**What is being asked:** Every record that follows must be duplicated exactly, with images left out.

Data entries:

======

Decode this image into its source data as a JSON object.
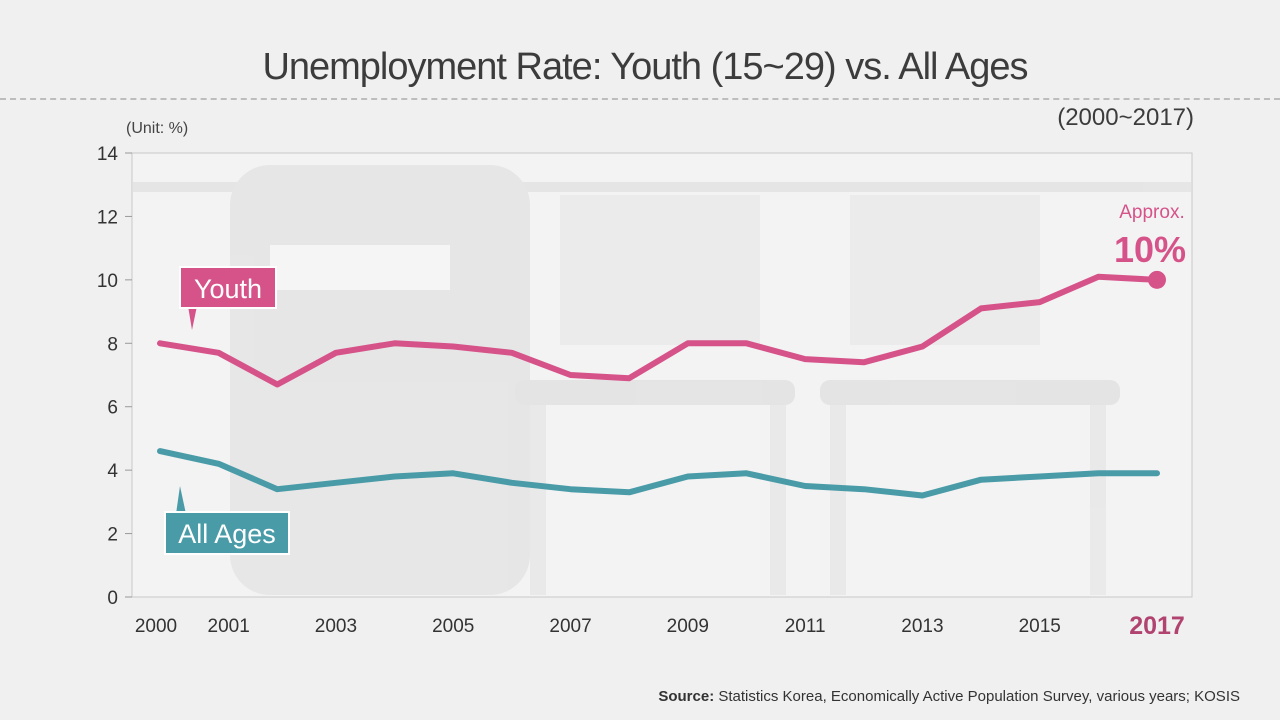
{
  "header": {
    "title": "Unemployment Rate: Youth (15~29) vs. All Ages",
    "period": "(2000~2017)",
    "unit": "(Unit: %)"
  },
  "footer": {
    "source_label": "Source:",
    "source_text": " Statistics Korea, Economically Active Population Survey, various years; KOSIS"
  },
  "chart_data": {
    "type": "line",
    "title": "Unemployment Rate: Youth (15~29) vs. All Ages",
    "ylabel": "(Unit: %)",
    "xlabel": "",
    "ylim": [
      0,
      14
    ],
    "yticks": [
      0,
      2,
      4,
      6,
      8,
      10,
      12,
      14
    ],
    "x": [
      2000,
      2001,
      2002,
      2003,
      2004,
      2005,
      2006,
      2007,
      2008,
      2009,
      2010,
      2011,
      2012,
      2013,
      2014,
      2015,
      2016,
      2017
    ],
    "xtick_labels": [
      "2000",
      "2001",
      "2003",
      "2005",
      "2007",
      "2009",
      "2011",
      "2013",
      "2015",
      "2017"
    ],
    "grid": false,
    "series": [
      {
        "name": "Youth",
        "color": "#d6538a",
        "values": [
          8.0,
          7.7,
          6.7,
          7.7,
          8.0,
          7.9,
          7.7,
          7.0,
          6.9,
          8.0,
          8.0,
          7.5,
          7.4,
          7.9,
          9.1,
          9.3,
          10.1,
          10.0
        ]
      },
      {
        "name": "All Ages",
        "color": "#4a9ba8",
        "values": [
          4.6,
          4.2,
          3.4,
          3.6,
          3.8,
          3.9,
          3.6,
          3.4,
          3.3,
          3.8,
          3.9,
          3.5,
          3.4,
          3.2,
          3.7,
          3.8,
          3.9,
          3.9
        ]
      }
    ],
    "annotations": [
      {
        "text": "Approx.",
        "x": 2017,
        "series": "Youth"
      },
      {
        "text": "10%",
        "x": 2017,
        "series": "Youth"
      }
    ],
    "highlight_tick": "2017",
    "highlight_color": "#b0436f"
  }
}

======

**Solution to this task:**
Decode this image into its source data as a JSON object.
{
  "header": {
    "title": "Unemployment Rate: Youth (15~29) vs. All Ages",
    "period": "(2000~2017)",
    "unit": "(Unit: %)"
  },
  "footer": {
    "source_label": "Source:",
    "source_text": " Statistics Korea, Economically Active Population Survey, various years; KOSIS"
  },
  "chart_data": {
    "type": "line",
    "title": "Unemployment Rate: Youth (15~29) vs. All Ages",
    "ylabel": "(Unit: %)",
    "xlabel": "",
    "ylim": [
      0,
      14
    ],
    "yticks": [
      0,
      2,
      4,
      6,
      8,
      10,
      12,
      14
    ],
    "x": [
      2000,
      2001,
      2002,
      2003,
      2004,
      2005,
      2006,
      2007,
      2008,
      2009,
      2010,
      2011,
      2012,
      2013,
      2014,
      2015,
      2016,
      2017
    ],
    "xtick_labels": [
      "2000",
      "2001",
      "2003",
      "2005",
      "2007",
      "2009",
      "2011",
      "2013",
      "2015",
      "2017"
    ],
    "grid": false,
    "series": [
      {
        "name": "Youth",
        "color": "#d6538a",
        "values": [
          8.0,
          7.7,
          6.7,
          7.7,
          8.0,
          7.9,
          7.7,
          7.0,
          6.9,
          8.0,
          8.0,
          7.5,
          7.4,
          7.9,
          9.1,
          9.3,
          10.1,
          10.0
        ]
      },
      {
        "name": "All Ages",
        "color": "#4a9ba8",
        "values": [
          4.6,
          4.2,
          3.4,
          3.6,
          3.8,
          3.9,
          3.6,
          3.4,
          3.3,
          3.8,
          3.9,
          3.5,
          3.4,
          3.2,
          3.7,
          3.8,
          3.9,
          3.9
        ]
      }
    ],
    "annotations": [
      {
        "text": "Approx.",
        "x": 2017,
        "series": "Youth"
      },
      {
        "text": "10%",
        "x": 2017,
        "series": "Youth"
      }
    ],
    "highlight_tick": "2017",
    "highlight_color": "#b0436f"
  }
}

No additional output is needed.